TASK DIRECTIONS ::
Pull out every line from the listing that has the word "color".

BEGIN RECORDS FOR THIS TASK

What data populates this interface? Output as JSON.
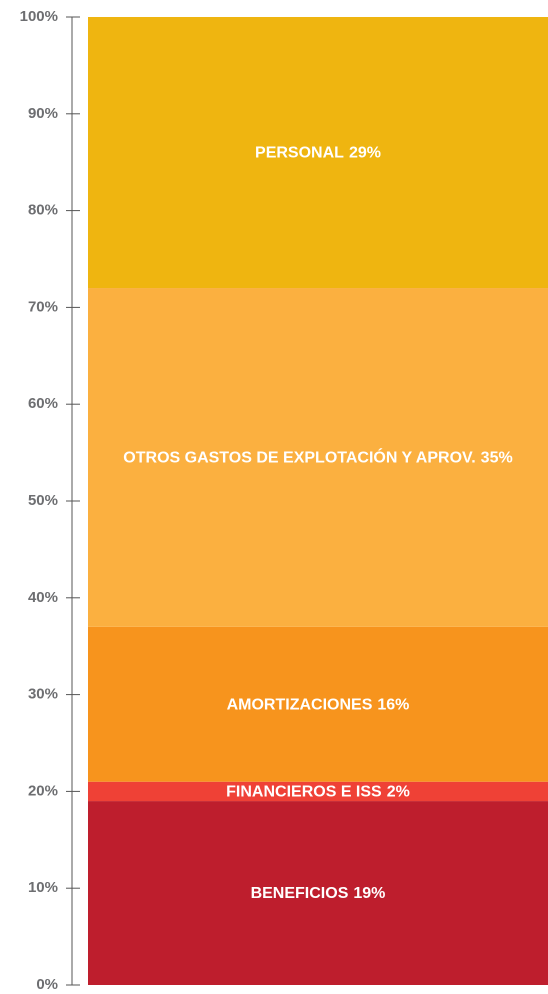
{
  "chart_data": {
    "type": "stacked_bar",
    "series": [
      {
        "name": "BENEFICIOS",
        "color": "#be1e2d",
        "values": [
          19
        ],
        "value_labels": [
          "19%"
        ]
      },
      {
        "name": "FINANCIEROS E ISS",
        "color": "#ef4136",
        "values": [
          2
        ],
        "value_labels": [
          "2%"
        ]
      },
      {
        "name": "AMORTIZACIONES",
        "color": "#f7941d",
        "values": [
          16
        ],
        "value_labels": [
          "16%"
        ]
      },
      {
        "name": "OTROS GASTOS DE EXPLOTACIÓN Y APROV.",
        "color": "#fbb040",
        "values": [
          35
        ],
        "value_labels": [
          "35%"
        ]
      },
      {
        "name": "PERSONAL",
        "color": "#efb510",
        "values": [
          29
        ],
        "value_labels": [
          "29%"
        ]
      }
    ],
    "ylim": [
      0,
      100
    ],
    "yticks": [
      {
        "value": 0,
        "label": "0%"
      },
      {
        "value": 10,
        "label": "10%"
      },
      {
        "value": 20,
        "label": "20%"
      },
      {
        "value": 30,
        "label": "30%"
      },
      {
        "value": 40,
        "label": "40%"
      },
      {
        "value": 50,
        "label": "50%"
      },
      {
        "value": 60,
        "label": "60%"
      },
      {
        "value": 70,
        "label": "70%"
      },
      {
        "value": 80,
        "label": "80%"
      },
      {
        "value": 90,
        "label": "90%"
      },
      {
        "value": 100,
        "label": "100%"
      }
    ]
  }
}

END RECORDS FOR THIS TASK

EXERCISE RESPONSE ::
        "color": "#be1e2d",
        "color": "#ef4136",
        "color": "#f7941d",
        "color": "#fbb040",
        "color": "#efb510",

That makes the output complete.